— Start Data shown —

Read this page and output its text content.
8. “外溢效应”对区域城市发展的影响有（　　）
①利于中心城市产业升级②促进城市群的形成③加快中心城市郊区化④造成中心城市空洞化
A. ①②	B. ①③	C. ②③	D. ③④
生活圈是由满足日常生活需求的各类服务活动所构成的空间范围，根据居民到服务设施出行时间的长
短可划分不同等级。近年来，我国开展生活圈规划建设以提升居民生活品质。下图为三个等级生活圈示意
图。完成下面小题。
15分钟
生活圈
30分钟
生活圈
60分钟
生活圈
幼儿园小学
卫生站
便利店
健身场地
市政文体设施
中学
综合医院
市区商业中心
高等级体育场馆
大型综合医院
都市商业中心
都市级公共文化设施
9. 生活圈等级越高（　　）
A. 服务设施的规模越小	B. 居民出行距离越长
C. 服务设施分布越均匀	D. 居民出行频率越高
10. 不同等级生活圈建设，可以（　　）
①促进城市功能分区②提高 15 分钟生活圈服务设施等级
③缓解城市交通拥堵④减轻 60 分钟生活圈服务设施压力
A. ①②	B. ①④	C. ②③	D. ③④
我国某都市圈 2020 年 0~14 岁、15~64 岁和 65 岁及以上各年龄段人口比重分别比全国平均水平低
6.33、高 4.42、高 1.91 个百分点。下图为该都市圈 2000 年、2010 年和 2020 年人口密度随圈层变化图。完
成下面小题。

— End Data shown —

* **Instruction**
Return the whole listing exactly.

* **Correct answer**
Read this page and output its text content.
8. “外溢效应”对区域城市发展的影响有（　　）
①利于中心城市产业升级②促进城市群的形成③加快中心城市郊区化④造成中心城市空洞化
A. ①②	B. ①③	C. ②③	D. ③④
生活圈是由满足日常生活需求的各类服务活动所构成的空间范围，根据居民到服务设施出行时间的长
短可划分不同等级。近年来，我国开展生活圈规划建设以提升居民生活品质。下图为三个等级生活圈示意
图。完成下面小题。
15分钟
生活圈
30分钟
生活圈
60分钟
生活圈
幼儿园小学
卫生站
便利店
健身场地
市政文体设施
中学
综合医院
市区商业中心
高等级体育场馆
大型综合医院
都市商业中心
都市级公共文化设施
9. 生活圈等级越高（　　）
A. 服务设施的规模越小	B. 居民出行距离越长
C. 服务设施分布越均匀	D. 居民出行频率越高
10. 不同等级生活圈建设，可以（　　）
①促进城市功能分区②提高 15 分钟生活圈服务设施等级
③缓解城市交通拥堵④减轻 60 分钟生活圈服务设施压力
A. ①②	B. ①④	C. ②③	D. ③④
我国某都市圈 2020 年 0~14 岁、15~64 岁和 65 岁及以上各年龄段人口比重分别比全国平均水平低
6.33、高 4.42、高 1.91 个百分点。下图为该都市圈 2000 年、2010 年和 2020 年人口密度随圈层变化图。完
成下面小题。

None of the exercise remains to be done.